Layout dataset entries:
----------

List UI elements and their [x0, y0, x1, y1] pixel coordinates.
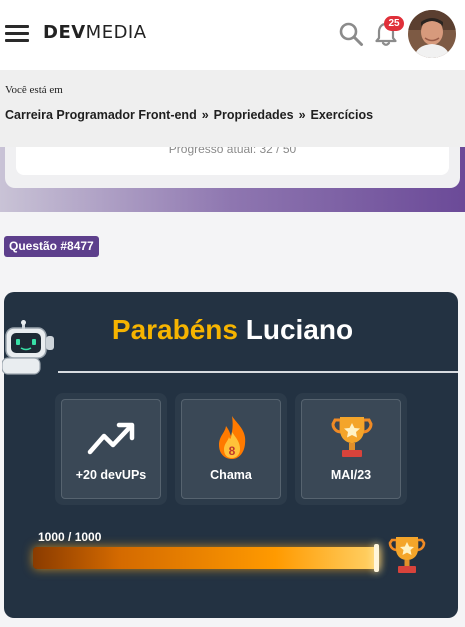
- congrats-title: Parabéns Luciano: [111, 314, 354, 345]
- score-progress-bar: [33, 547, 379, 569]
- avatar[interactable]: [408, 10, 456, 58]
- breadcrumb-prefix: Você está em: [5, 84, 63, 96]
- breadcrumb-separator: »: [201, 108, 209, 122]
- progress-bar-cap: [374, 544, 379, 572]
- score-progress-fill: [33, 547, 379, 569]
- stat-month-trophy: MAI/23: [301, 399, 401, 499]
- streak-value: 8: [229, 444, 236, 458]
- menu-icon[interactable]: [5, 25, 29, 42]
- question-id-tag: Questão #8477: [4, 236, 99, 257]
- score-text: 1000 / 1000: [38, 530, 102, 544]
- title-divider: [58, 371, 458, 373]
- search-icon[interactable]: [338, 21, 364, 47]
- stat-streak: 8 Chama: [181, 399, 281, 499]
- breadcrumb-item-career[interactable]: Carreira Programador Front-end: [5, 108, 197, 122]
- stat-label: MAI/23: [330, 468, 372, 482]
- stat-label: Chama: [210, 468, 252, 482]
- flame-icon: 8: [219, 416, 246, 459]
- stat-label: +20 devUPs: [75, 468, 147, 482]
- notification-count-badge: 25: [384, 16, 404, 31]
- devmedia-logo[interactable]: DEVMEDIA: [43, 22, 147, 43]
- breadcrumb-item-properties[interactable]: Propriedades: [214, 108, 294, 122]
- breadcrumb-item-exercises[interactable]: Exercícios: [311, 108, 374, 122]
- breadcrumb-separator: »: [298, 108, 306, 122]
- trophy-icon: [388, 537, 426, 573]
- breadcrumb: Carreira Programador Front-end » Proprieda…: [5, 108, 373, 122]
- stat-devups: +20 devUPs: [61, 399, 161, 499]
- trending-up-icon: [87, 422, 135, 455]
- trophy-icon: [331, 417, 373, 457]
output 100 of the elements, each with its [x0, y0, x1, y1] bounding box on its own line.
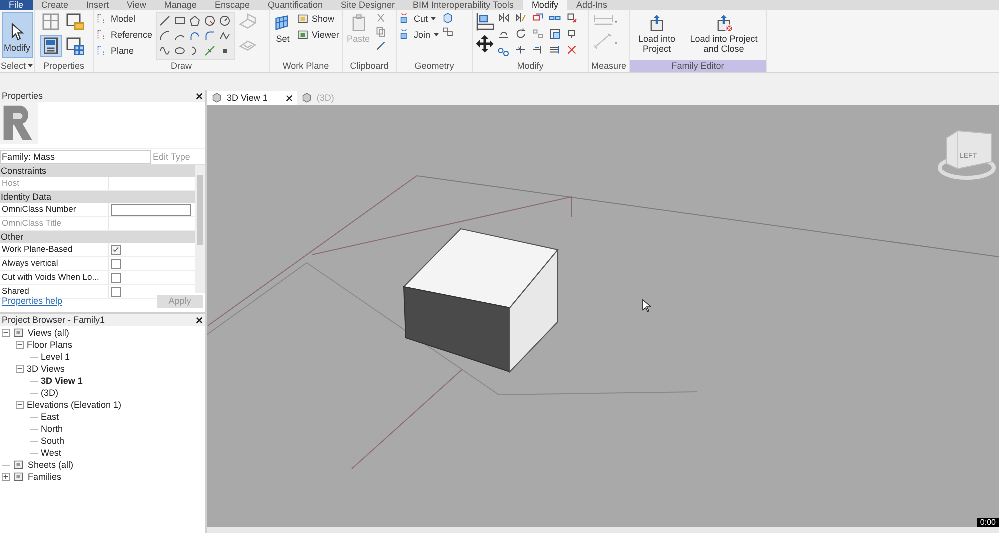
property-group-header[interactable]: Other — [0, 231, 195, 243]
tree-item[interactable]: East — [41, 412, 60, 422]
wall-join-icon[interactable] — [442, 26, 454, 38]
load-button[interactable]: Load into Project and Close — [685, 12, 763, 56]
tree-node-icon — [13, 459, 25, 471]
properties-window-icon[interactable] — [41, 36, 61, 56]
grid-window-icon — [297, 13, 309, 25]
property-name: OmniClass Number — [0, 203, 109, 216]
checkbox[interactable] — [111, 272, 121, 282]
fillet-arc-icon[interactable] — [204, 30, 216, 42]
tree-node-icon — [13, 471, 25, 483]
geometry-button[interactable]: Join — [399, 28, 439, 42]
checkbox[interactable] — [111, 258, 121, 268]
draw-mode-button[interactable]: Model — [96, 12, 136, 26]
scale-icon[interactable] — [549, 28, 561, 40]
ribbon-tab[interactable]: Create — [32, 0, 78, 10]
collapse-icon[interactable] — [16, 401, 24, 409]
ribbon-tab[interactable]: Quantification — [258, 0, 332, 10]
load-upload-icon — [715, 14, 733, 32]
unpin-icon[interactable] — [566, 12, 578, 24]
trim-icon[interactable] — [515, 44, 527, 56]
modify-button[interactable]: Modify — [2, 12, 33, 58]
draw-mode-button[interactable]: Reference — [96, 28, 153, 42]
panel-label: Family Editor — [630, 60, 766, 72]
ribbon-tab[interactable]: File — [0, 0, 33, 10]
pick-line-icon[interactable] — [204, 45, 216, 57]
close-icon[interactable] — [196, 316, 203, 324]
tree-item[interactable]: 3D View 1 — [41, 376, 83, 386]
extend-multiple-icon[interactable] — [549, 44, 561, 56]
tree-item[interactable]: 3D Views — [27, 364, 65, 374]
move-arrows-icon[interactable] — [475, 34, 495, 54]
arc-icon[interactable] — [188, 30, 201, 42]
cube-icon[interactable] — [442, 12, 454, 24]
view-cube-tab-icon — [211, 92, 223, 104]
ribbon-tab[interactable]: Add-Ins — [567, 0, 616, 10]
box-drawing[interactable] — [403, 228, 559, 374]
ribbon-tab[interactable]: View — [118, 0, 156, 10]
property-name: Host — [0, 177, 109, 190]
delete-icon[interactable] — [566, 44, 578, 56]
ribbon-tab[interactable]: Enscape — [206, 0, 259, 10]
pin-icon[interactable] — [566, 28, 578, 40]
tree-item[interactable]: Elevations (Elevation 1) — [27, 400, 122, 410]
draw-mode-button[interactable]: Plane — [96, 44, 134, 58]
align-icon[interactable] — [475, 12, 495, 32]
ribbon-tab[interactable]: Insert — [78, 0, 118, 10]
extend-icon[interactable] — [532, 44, 544, 56]
close-icon[interactable] — [286, 94, 293, 102]
collapse-icon[interactable] — [2, 329, 10, 337]
work-plane-button[interactable]: Viewer — [297, 28, 340, 42]
split-icon[interactable] — [532, 28, 544, 40]
expand-icon[interactable] — [2, 473, 10, 481]
ribbon-tab[interactable]: Site Designer — [332, 0, 404, 10]
ribbon-tab[interactable]: BIM Interoperability Tools — [404, 0, 523, 10]
collapse-icon[interactable] — [16, 341, 24, 349]
arc-icon[interactable] — [158, 30, 171, 42]
properties-help-link[interactable]: Properties help — [2, 296, 63, 306]
checkbox[interactable] — [111, 244, 121, 254]
close-icon[interactable] — [196, 92, 203, 100]
video-timestamp: 0:00 — [977, 518, 999, 527]
ribbon-tab[interactable]: Modify — [522, 0, 568, 10]
property-group-header[interactable]: Identity Data — [0, 191, 195, 203]
rotate-icon[interactable] — [515, 28, 527, 40]
match-brush-icon[interactable] — [375, 40, 388, 52]
load-button[interactable]: Load into Project — [632, 12, 682, 56]
tree-item[interactable]: Floor Plans — [27, 340, 73, 350]
tree-item[interactable]: Level 1 — [41, 352, 70, 362]
tree-item[interactable]: South — [41, 436, 65, 446]
circle-icon[interactable] — [218, 15, 231, 27]
tree-item[interactable]: (3D) — [41, 388, 58, 398]
mirror-draw-icon[interactable] — [515, 12, 527, 24]
property-group-header[interactable]: Constraints — [0, 165, 195, 177]
pentagon-icon[interactable] — [188, 15, 201, 27]
caret-icon[interactable] — [28, 64, 33, 68]
family-dropdown[interactable]: Family: Mass — [0, 150, 151, 164]
work-plane-button[interactable]: Show — [297, 12, 335, 26]
rectangle-icon[interactable] — [174, 15, 186, 27]
mirror-icon[interactable] — [498, 12, 510, 24]
panel-label[interactable]: Select — [0, 60, 26, 72]
line-icon[interactable] — [158, 15, 171, 27]
ribbon-tab[interactable]: Manage — [155, 0, 206, 10]
tree-item[interactable]: Families — [28, 472, 62, 482]
circle-icon[interactable] — [204, 15, 216, 27]
collapse-icon[interactable] — [16, 365, 24, 373]
tree-item[interactable]: Sheets (all) — [28, 460, 74, 470]
window-folder-icon[interactable] — [65, 12, 85, 32]
tree-item[interactable]: North — [41, 424, 64, 434]
geometry-button[interactable]: Cut — [399, 12, 436, 26]
set-button[interactable]: Set — [272, 12, 294, 46]
checkbox[interactable] — [111, 286, 121, 296]
tree-item[interactable]: Views (all) — [28, 328, 70, 338]
scrollbar[interactable] — [195, 165, 205, 293]
property-name: Shared — [0, 285, 109, 298]
document-tab[interactable]: 3D View 1 — [207, 91, 297, 105]
tree-item[interactable]: West — [41, 448, 62, 458]
property-input-field[interactable] — [111, 204, 191, 216]
copy-pages-icon[interactable] — [375, 26, 388, 38]
cursor-icon — [642, 299, 652, 313]
window-grid-icon[interactable] — [65, 36, 85, 56]
wave-icon[interactable] — [158, 45, 171, 57]
spline-icon[interactable] — [218, 30, 231, 42]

----------

WHAT YOU NEED TO DO: Rewrite the lines starting at the one containing "- congrats-title: Parabéns" and ending at the one containing "output 100 of", with "stat-label" changed to "stat-caption" and nothing else altered.

EXERCISE OUTPUT:
- congrats-title: Parabéns Luciano: [111, 314, 354, 345]
- score-progress-bar: [33, 547, 379, 569]
- avatar[interactable]: [408, 10, 456, 58]
- breadcrumb-prefix: Você está em: [5, 84, 63, 96]
- breadcrumb-separator: »: [201, 108, 209, 122]
- progress-bar-cap: [374, 544, 379, 572]
- score-progress-fill: [33, 547, 379, 569]
- stat-month-trophy: MAI/23: [301, 399, 401, 499]
- streak-value: 8: [229, 444, 236, 458]
- menu-icon[interactable]: [5, 25, 29, 42]
- question-id-tag: Questão #8477: [4, 236, 99, 257]
- score-text: 1000 / 1000: [38, 530, 102, 544]
- title-divider: [58, 371, 458, 373]
- search-icon[interactable]: [338, 21, 364, 47]
- stat-streak: 8 Chama: [181, 399, 281, 499]
- breadcrumb-item-career[interactable]: Carreira Programador Front-end: [5, 108, 197, 122]
- stat-caption: MAI/23: [330, 468, 372, 482]
- stat-caption: Chama: [210, 468, 252, 482]
- flame-icon: 8: [219, 416, 246, 459]
- stat-caption: +20 devUPs: [75, 468, 147, 482]
- notification-count-badge: 25: [384, 16, 404, 31]
- devmedia-logo[interactable]: DEVMEDIA: [43, 22, 147, 43]
- breadcrumb-item-properties[interactable]: Propriedades: [214, 108, 294, 122]
- breadcrumb-item-exercises[interactable]: Exercícios: [311, 108, 374, 122]
- breadcrumb-separator: »: [298, 108, 306, 122]
- trophy-icon: [388, 537, 426, 573]
- breadcrumb: Carreira Programador Front-end » Proprieda…: [5, 108, 373, 122]
- stat-devups: +20 devUPs: [61, 399, 161, 499]
- trending-up-icon: [87, 422, 135, 455]
- trophy-icon: [331, 417, 373, 457]
output 100 of the elements, each with its [x0, y0, x1, y1] bounding box on its own line.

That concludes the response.